>>>>>

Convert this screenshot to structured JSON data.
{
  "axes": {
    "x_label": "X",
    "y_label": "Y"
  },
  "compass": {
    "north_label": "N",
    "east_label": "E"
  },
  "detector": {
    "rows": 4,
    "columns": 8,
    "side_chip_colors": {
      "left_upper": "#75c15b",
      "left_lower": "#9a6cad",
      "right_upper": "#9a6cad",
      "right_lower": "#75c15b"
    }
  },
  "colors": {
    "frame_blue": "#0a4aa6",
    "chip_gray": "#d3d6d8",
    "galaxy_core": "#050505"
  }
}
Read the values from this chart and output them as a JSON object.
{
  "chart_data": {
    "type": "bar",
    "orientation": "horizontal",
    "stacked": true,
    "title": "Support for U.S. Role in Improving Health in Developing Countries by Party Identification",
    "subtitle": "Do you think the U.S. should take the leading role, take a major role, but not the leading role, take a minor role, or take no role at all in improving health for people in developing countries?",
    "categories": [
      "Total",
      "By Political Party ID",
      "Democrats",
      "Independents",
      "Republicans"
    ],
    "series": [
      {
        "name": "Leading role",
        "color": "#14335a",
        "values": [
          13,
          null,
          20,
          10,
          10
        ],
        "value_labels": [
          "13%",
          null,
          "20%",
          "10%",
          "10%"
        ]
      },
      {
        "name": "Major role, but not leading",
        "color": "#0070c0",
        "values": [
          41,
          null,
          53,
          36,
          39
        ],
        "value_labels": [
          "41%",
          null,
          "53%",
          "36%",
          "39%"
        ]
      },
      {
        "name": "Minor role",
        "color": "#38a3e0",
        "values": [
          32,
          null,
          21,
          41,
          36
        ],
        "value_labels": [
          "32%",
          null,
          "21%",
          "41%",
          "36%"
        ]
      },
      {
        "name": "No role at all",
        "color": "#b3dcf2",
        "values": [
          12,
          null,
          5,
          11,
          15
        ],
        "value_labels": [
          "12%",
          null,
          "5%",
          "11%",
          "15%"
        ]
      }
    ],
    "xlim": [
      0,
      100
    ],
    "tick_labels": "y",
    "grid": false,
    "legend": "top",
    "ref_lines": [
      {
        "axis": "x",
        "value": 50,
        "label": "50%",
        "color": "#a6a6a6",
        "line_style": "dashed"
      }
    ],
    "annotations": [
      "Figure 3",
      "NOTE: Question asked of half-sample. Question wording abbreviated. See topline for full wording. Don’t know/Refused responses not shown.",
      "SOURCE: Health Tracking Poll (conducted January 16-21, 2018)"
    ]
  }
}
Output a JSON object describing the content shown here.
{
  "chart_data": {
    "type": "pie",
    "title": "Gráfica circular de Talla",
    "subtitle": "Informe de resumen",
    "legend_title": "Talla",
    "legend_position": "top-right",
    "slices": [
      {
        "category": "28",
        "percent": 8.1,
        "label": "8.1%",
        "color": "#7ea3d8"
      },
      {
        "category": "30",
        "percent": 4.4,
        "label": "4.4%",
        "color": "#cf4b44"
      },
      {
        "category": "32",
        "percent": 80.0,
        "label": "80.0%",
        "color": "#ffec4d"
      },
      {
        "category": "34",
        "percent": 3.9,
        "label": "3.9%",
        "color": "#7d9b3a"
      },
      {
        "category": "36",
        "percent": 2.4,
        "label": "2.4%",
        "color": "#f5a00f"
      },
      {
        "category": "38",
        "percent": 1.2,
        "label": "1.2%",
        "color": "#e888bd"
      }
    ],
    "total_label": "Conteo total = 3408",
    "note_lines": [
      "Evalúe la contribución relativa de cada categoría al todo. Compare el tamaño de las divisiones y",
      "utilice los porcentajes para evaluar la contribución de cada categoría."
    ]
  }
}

<<<<<

WHAT IS BEING ASKED: Determine how many lines of the data contain "contribución" and give nothing but that number.

RESULT OF THE TASK: 2